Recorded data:

Start of Block

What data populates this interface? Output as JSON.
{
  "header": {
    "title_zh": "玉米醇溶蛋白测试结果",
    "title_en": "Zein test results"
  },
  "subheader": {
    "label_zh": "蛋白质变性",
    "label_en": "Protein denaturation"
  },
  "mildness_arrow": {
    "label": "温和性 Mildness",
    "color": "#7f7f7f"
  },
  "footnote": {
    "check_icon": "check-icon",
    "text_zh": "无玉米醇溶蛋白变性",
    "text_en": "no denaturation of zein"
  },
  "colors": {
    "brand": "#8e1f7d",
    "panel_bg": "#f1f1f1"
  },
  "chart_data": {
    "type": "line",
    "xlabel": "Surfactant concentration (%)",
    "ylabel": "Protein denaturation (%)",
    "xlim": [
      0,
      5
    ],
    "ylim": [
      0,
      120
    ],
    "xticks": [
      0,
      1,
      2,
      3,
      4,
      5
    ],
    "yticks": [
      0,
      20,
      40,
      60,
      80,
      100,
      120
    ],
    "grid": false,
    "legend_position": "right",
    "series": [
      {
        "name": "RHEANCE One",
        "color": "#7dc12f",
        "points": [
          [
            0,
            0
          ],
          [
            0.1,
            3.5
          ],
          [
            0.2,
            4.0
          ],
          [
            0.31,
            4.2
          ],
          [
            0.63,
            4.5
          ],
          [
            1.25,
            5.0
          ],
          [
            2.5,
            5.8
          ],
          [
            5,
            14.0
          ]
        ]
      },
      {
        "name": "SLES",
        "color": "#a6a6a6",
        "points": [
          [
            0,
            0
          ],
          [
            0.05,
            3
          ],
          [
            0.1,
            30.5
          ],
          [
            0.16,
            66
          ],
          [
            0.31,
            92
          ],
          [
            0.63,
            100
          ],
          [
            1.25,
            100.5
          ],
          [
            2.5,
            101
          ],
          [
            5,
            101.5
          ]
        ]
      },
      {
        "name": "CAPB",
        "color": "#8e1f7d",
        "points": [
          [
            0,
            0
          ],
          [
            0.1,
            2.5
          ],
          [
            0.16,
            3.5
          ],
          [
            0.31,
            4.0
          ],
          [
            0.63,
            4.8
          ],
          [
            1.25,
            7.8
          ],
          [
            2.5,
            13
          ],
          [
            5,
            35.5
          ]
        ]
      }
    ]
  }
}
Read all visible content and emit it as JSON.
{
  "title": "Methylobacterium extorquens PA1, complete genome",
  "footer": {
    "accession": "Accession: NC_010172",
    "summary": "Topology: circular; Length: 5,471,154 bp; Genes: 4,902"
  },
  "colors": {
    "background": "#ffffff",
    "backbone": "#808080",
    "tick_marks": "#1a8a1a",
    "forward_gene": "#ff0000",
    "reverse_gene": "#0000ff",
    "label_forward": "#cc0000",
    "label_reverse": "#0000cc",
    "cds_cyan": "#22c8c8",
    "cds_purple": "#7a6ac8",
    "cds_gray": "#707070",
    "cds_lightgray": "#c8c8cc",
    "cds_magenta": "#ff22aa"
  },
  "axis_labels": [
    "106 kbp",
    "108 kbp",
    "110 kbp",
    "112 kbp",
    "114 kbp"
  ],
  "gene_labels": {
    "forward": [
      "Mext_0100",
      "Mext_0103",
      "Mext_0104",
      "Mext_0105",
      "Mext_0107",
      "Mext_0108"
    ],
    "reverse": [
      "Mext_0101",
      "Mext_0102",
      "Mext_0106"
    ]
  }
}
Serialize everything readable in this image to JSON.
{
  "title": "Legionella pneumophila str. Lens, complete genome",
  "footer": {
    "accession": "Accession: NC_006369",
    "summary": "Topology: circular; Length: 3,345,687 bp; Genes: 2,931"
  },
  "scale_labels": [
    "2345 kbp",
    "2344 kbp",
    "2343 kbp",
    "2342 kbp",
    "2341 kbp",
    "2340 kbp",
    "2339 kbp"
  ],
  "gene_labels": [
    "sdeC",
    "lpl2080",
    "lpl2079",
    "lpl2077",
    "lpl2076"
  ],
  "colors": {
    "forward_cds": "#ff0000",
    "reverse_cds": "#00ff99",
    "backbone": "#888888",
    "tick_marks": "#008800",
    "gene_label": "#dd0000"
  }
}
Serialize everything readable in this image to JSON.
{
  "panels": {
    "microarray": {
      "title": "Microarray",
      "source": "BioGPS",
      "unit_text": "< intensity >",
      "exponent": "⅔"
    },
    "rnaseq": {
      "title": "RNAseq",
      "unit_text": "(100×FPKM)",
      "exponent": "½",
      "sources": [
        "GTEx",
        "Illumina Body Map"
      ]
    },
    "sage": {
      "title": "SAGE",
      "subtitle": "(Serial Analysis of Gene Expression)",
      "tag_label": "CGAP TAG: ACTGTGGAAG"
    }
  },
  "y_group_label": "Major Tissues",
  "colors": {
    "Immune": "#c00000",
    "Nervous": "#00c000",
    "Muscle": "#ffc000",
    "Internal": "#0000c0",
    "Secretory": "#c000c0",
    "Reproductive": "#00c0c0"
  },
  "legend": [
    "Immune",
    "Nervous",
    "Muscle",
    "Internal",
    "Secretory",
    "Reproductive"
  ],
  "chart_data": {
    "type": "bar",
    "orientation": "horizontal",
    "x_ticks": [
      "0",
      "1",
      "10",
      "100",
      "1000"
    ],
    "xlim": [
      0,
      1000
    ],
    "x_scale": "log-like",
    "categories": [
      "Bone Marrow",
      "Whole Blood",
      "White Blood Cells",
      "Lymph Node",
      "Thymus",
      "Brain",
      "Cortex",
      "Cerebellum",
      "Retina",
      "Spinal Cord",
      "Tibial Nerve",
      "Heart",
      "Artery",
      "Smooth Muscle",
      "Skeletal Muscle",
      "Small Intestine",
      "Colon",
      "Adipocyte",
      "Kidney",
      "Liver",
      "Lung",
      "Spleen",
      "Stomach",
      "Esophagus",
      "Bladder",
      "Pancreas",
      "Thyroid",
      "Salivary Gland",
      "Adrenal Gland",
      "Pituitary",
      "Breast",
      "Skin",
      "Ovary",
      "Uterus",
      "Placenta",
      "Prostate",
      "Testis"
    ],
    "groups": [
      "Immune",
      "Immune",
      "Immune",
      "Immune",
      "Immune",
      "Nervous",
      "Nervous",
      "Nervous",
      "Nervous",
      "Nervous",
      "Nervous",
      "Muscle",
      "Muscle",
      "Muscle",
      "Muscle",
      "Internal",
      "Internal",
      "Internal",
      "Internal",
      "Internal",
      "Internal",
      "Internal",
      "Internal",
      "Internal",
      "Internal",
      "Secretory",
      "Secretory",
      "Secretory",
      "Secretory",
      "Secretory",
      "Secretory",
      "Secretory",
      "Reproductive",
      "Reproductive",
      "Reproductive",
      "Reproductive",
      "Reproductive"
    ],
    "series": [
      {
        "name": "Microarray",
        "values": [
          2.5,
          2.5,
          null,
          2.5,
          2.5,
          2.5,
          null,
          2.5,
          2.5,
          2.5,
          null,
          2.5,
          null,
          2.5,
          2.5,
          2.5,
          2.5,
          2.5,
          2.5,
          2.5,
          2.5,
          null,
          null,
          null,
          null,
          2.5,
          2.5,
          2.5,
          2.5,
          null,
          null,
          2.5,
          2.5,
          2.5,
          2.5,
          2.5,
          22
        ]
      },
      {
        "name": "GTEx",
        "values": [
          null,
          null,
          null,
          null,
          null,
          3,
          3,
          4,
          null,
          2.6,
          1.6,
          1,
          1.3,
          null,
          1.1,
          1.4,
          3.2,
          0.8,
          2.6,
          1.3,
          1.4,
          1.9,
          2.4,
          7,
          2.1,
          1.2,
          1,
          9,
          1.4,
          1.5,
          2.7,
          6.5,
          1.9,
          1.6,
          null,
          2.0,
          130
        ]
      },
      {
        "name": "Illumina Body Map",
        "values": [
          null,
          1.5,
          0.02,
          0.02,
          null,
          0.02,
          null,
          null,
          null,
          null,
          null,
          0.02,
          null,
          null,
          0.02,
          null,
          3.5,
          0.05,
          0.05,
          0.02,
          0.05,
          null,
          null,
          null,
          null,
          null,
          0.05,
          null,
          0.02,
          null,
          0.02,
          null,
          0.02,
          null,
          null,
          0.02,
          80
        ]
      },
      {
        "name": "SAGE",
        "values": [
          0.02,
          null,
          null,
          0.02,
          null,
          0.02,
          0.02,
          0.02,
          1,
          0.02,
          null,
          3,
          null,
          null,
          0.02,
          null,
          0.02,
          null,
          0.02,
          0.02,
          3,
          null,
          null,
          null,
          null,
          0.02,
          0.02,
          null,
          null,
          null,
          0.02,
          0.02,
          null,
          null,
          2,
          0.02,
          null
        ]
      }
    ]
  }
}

End of Block

**What is needed**
Once you have identified the lines above that contain "circular", copy each of them.

**Response box**
    "summary": "Topology: circular; Length: 5,471,154 bp; Genes: 4,902"
    "summary": "Topology: circular; Length: 3,345,687 bp; Genes: 2,931"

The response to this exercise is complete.